*Testo dell'esercizio*:

APRILE 2020: LA PASQUA DI CONTAME
“Pasqua con chi vuoi” è un vecchio detto che portava milioni di italiani in giro per il mondo a cercare emozioni e sensazioni nuove. Oggi possiamo farlo con il cuore e con la fantasia, ma rimanendo a casa, condividendo a distanza le festività pasquali con i nostri cari, magari immaginando di scoprire insieme angoli nell’universo lontani.
La Pasqua è sempre stato un momento di gioia trascorso all’aria aperta per festeggiare la Primavera con le prime rondini alla ricerca dei nidi lasciati l’anno prima e le piante con i fiori sbocciati. Per i credenti, tutto questo rappresenta l’apoteosi della vita ritrovata in Cristo Redentore, per chi invece ha fede nell’Uomo, la possibilità di ritornare a vivere attraverso la ricerca e l’impegno quotidiano di donne e di uomini.

*Consegna*: Ricopia senza modifiche il tratto del testo sulla Pasqua che va da "La Pasqua è" fino a "e di uomini.". Le voci sono materiale a sé, distinto dal testo sulla Pasqua.

*Voci fornite*:

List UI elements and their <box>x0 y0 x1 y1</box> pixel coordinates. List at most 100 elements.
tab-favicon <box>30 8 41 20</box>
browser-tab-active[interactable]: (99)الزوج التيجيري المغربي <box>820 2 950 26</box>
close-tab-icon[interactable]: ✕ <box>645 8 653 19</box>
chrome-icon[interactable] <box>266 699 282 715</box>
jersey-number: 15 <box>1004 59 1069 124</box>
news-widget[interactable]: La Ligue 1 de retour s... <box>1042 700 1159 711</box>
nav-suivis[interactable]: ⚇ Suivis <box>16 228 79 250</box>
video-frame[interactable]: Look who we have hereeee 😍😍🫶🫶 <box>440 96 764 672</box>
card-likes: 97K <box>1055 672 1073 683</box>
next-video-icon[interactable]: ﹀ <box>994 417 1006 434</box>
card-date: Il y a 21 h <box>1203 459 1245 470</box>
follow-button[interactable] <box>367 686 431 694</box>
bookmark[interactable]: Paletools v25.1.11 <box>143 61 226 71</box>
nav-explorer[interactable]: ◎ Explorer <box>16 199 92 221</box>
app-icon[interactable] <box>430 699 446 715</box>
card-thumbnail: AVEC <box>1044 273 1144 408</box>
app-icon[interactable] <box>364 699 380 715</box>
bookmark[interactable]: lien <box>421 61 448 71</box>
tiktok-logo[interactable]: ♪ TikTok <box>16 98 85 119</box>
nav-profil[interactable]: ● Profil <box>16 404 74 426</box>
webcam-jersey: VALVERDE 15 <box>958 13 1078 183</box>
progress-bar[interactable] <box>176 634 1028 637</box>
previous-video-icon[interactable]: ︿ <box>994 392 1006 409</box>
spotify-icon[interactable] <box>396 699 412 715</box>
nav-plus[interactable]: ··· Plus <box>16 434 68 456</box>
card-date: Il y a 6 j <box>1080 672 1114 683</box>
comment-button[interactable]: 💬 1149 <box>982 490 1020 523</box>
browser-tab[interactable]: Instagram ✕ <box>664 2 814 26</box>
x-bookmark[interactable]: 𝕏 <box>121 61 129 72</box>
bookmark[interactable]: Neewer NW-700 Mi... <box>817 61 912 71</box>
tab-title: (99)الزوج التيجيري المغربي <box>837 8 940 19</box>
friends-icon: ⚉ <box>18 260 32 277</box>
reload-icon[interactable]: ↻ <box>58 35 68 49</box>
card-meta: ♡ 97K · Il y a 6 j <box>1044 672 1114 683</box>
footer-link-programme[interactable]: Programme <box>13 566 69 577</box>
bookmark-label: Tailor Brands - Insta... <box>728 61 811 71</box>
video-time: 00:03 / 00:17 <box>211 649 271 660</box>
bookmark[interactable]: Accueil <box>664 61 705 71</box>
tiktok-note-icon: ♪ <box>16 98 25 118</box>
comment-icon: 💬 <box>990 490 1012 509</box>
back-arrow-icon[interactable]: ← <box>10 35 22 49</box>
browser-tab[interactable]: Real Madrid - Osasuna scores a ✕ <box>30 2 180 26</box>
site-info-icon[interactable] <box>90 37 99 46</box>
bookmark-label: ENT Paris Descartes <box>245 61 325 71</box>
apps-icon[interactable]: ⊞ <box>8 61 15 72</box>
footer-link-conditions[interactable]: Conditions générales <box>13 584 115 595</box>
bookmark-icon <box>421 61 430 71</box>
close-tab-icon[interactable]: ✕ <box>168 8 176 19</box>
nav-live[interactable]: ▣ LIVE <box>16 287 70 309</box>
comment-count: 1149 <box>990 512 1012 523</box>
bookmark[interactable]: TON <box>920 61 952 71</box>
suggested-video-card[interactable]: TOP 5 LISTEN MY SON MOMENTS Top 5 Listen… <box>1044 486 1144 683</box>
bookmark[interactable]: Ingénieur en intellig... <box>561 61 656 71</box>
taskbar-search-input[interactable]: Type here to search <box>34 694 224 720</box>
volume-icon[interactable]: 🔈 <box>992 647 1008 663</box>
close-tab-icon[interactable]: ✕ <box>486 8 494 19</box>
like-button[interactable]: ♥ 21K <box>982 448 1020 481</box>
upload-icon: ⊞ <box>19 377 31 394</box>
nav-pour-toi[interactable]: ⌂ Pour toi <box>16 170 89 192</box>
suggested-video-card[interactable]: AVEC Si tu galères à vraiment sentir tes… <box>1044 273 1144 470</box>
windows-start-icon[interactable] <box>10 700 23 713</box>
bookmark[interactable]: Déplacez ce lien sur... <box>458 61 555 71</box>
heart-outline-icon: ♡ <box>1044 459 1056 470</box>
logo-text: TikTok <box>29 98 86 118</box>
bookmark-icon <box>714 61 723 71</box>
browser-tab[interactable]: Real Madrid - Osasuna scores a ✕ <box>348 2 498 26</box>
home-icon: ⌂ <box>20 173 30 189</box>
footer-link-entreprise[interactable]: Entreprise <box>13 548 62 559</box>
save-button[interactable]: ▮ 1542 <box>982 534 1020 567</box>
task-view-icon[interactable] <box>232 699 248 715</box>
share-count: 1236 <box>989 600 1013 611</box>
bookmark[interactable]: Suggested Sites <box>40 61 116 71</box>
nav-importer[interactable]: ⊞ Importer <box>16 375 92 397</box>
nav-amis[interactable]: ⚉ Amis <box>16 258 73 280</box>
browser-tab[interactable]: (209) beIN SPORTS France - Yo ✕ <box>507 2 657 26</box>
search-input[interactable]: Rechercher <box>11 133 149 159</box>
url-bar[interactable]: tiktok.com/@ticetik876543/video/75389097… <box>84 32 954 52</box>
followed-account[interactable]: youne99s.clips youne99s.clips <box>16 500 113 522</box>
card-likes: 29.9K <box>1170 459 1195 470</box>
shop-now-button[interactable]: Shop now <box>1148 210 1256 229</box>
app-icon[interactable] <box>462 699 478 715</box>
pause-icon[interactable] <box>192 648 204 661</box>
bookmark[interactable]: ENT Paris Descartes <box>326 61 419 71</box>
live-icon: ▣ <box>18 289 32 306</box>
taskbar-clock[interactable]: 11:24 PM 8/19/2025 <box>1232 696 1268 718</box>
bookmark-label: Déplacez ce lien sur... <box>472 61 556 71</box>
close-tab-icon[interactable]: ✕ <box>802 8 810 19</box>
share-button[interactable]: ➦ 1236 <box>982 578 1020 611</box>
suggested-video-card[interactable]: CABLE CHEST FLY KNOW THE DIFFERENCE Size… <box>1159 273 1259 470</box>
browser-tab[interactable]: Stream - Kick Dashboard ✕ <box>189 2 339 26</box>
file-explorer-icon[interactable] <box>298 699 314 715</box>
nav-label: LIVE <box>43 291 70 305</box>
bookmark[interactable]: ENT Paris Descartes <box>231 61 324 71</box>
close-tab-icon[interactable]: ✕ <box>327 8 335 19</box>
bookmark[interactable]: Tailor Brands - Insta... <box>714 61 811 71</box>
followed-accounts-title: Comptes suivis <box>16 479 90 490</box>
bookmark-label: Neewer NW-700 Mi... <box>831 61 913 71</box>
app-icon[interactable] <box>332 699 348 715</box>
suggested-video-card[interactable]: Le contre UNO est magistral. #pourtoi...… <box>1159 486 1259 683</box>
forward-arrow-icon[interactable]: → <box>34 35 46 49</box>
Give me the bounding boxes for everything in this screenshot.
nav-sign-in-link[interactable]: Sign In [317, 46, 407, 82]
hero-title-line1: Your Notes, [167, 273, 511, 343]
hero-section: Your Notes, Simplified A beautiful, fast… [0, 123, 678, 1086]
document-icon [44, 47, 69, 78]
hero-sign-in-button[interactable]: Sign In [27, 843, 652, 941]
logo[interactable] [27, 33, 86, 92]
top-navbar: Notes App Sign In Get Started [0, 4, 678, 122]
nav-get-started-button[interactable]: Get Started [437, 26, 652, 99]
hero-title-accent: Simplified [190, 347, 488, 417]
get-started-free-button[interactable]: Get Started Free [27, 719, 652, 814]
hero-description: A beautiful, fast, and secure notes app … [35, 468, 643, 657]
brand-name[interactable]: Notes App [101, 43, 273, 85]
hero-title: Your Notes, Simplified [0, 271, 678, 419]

*Spazio risposta*:
La Pasqua è sempre stato un momento di gioia trascorso all’aria aperta per festeggiare la Primavera con le prime rondini alla ricerca dei nidi lasciati l’anno prima e le piante con i fiori sbocciati. Per i credenti, tutto questo rappresenta l’apoteosi della vita ritrovata in Cristo Redentore, per chi invece ha fede nell’Uomo, la possibilità di ritornare a vivere attraverso la ricerca e l’impegno quotidiano di donne e di uomini.